**Dataset extract**

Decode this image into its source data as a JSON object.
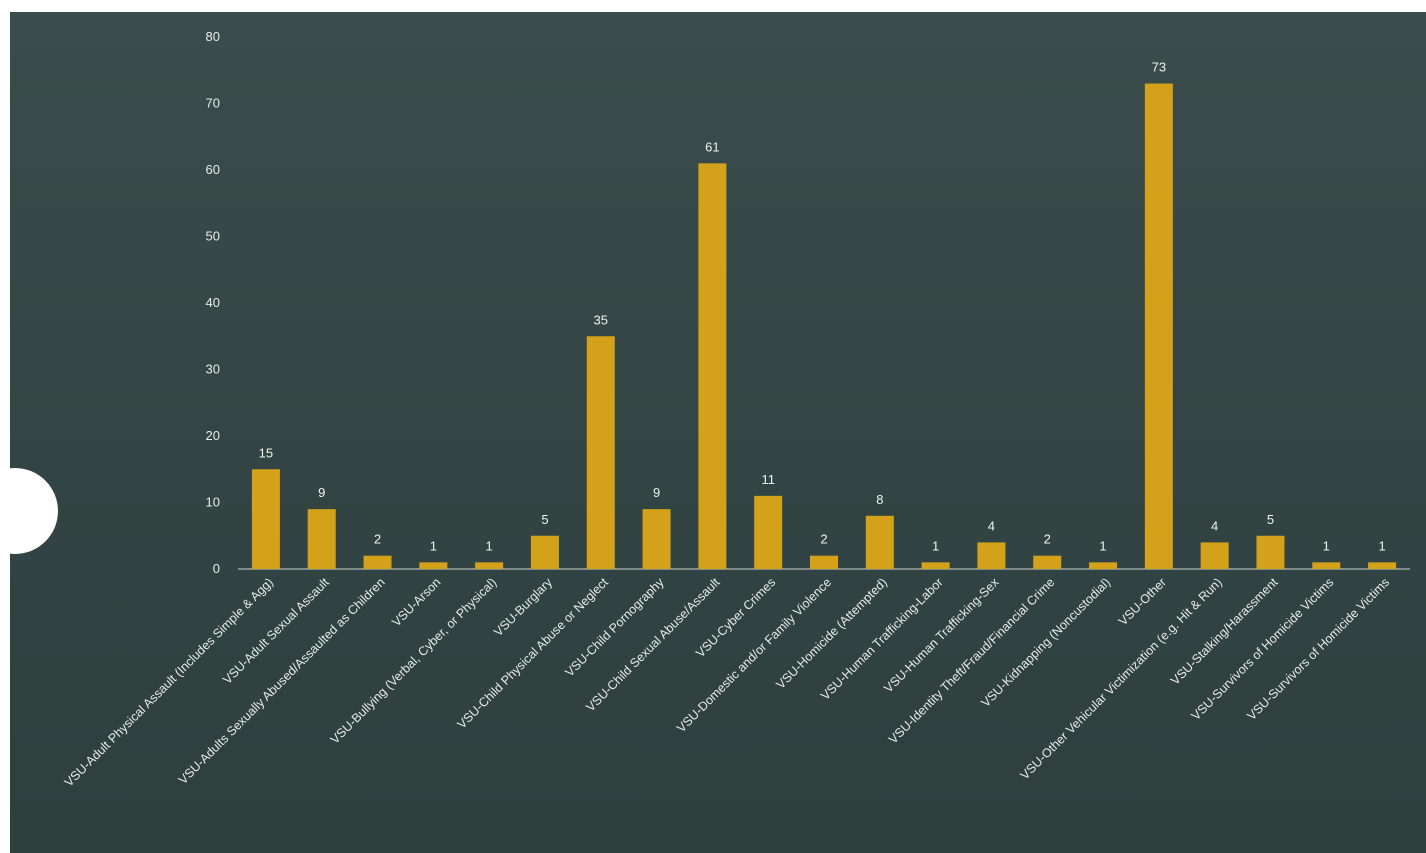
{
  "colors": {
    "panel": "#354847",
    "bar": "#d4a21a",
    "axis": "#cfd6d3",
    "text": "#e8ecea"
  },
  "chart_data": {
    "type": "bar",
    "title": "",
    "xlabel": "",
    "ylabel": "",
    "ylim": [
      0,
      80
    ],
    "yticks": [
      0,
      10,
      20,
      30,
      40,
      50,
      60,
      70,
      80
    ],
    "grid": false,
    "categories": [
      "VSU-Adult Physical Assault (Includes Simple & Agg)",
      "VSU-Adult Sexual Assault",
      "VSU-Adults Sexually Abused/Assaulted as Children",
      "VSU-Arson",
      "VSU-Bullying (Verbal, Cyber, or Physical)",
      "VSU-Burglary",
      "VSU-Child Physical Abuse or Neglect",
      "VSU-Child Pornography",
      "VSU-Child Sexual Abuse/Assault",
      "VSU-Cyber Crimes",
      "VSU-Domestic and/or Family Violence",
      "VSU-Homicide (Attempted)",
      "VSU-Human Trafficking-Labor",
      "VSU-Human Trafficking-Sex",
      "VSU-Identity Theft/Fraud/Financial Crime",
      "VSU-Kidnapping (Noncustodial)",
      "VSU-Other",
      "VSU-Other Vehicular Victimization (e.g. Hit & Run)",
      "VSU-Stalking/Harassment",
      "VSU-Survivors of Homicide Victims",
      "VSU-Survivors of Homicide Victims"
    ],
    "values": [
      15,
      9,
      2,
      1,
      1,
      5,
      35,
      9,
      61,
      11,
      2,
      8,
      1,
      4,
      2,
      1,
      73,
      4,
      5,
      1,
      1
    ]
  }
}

**Exercise task**
Repeat all of the data above word for word, minus the pictures.

**Result for this task**
Decode this image into its source data as a JSON object.
{
  "colors": {
    "panel": "#354847",
    "bar": "#d4a21a",
    "axis": "#cfd6d3",
    "text": "#e8ecea"
  },
  "chart_data": {
    "type": "bar",
    "title": "",
    "xlabel": "",
    "ylabel": "",
    "ylim": [
      0,
      80
    ],
    "yticks": [
      0,
      10,
      20,
      30,
      40,
      50,
      60,
      70,
      80
    ],
    "grid": false,
    "categories": [
      "VSU-Adult Physical Assault (Includes Simple & Agg)",
      "VSU-Adult Sexual Assault",
      "VSU-Adults Sexually Abused/Assaulted as Children",
      "VSU-Arson",
      "VSU-Bullying (Verbal, Cyber, or Physical)",
      "VSU-Burglary",
      "VSU-Child Physical Abuse or Neglect",
      "VSU-Child Pornography",
      "VSU-Child Sexual Abuse/Assault",
      "VSU-Cyber Crimes",
      "VSU-Domestic and/or Family Violence",
      "VSU-Homicide (Attempted)",
      "VSU-Human Trafficking-Labor",
      "VSU-Human Trafficking-Sex",
      "VSU-Identity Theft/Fraud/Financial Crime",
      "VSU-Kidnapping (Noncustodial)",
      "VSU-Other",
      "VSU-Other Vehicular Victimization (e.g. Hit & Run)",
      "VSU-Stalking/Harassment",
      "VSU-Survivors of Homicide Victims",
      "VSU-Survivors of Homicide Victims"
    ],
    "values": [
      15,
      9,
      2,
      1,
      1,
      5,
      35,
      9,
      61,
      11,
      2,
      8,
      1,
      4,
      2,
      1,
      73,
      4,
      5,
      1,
      1
    ]
  }
}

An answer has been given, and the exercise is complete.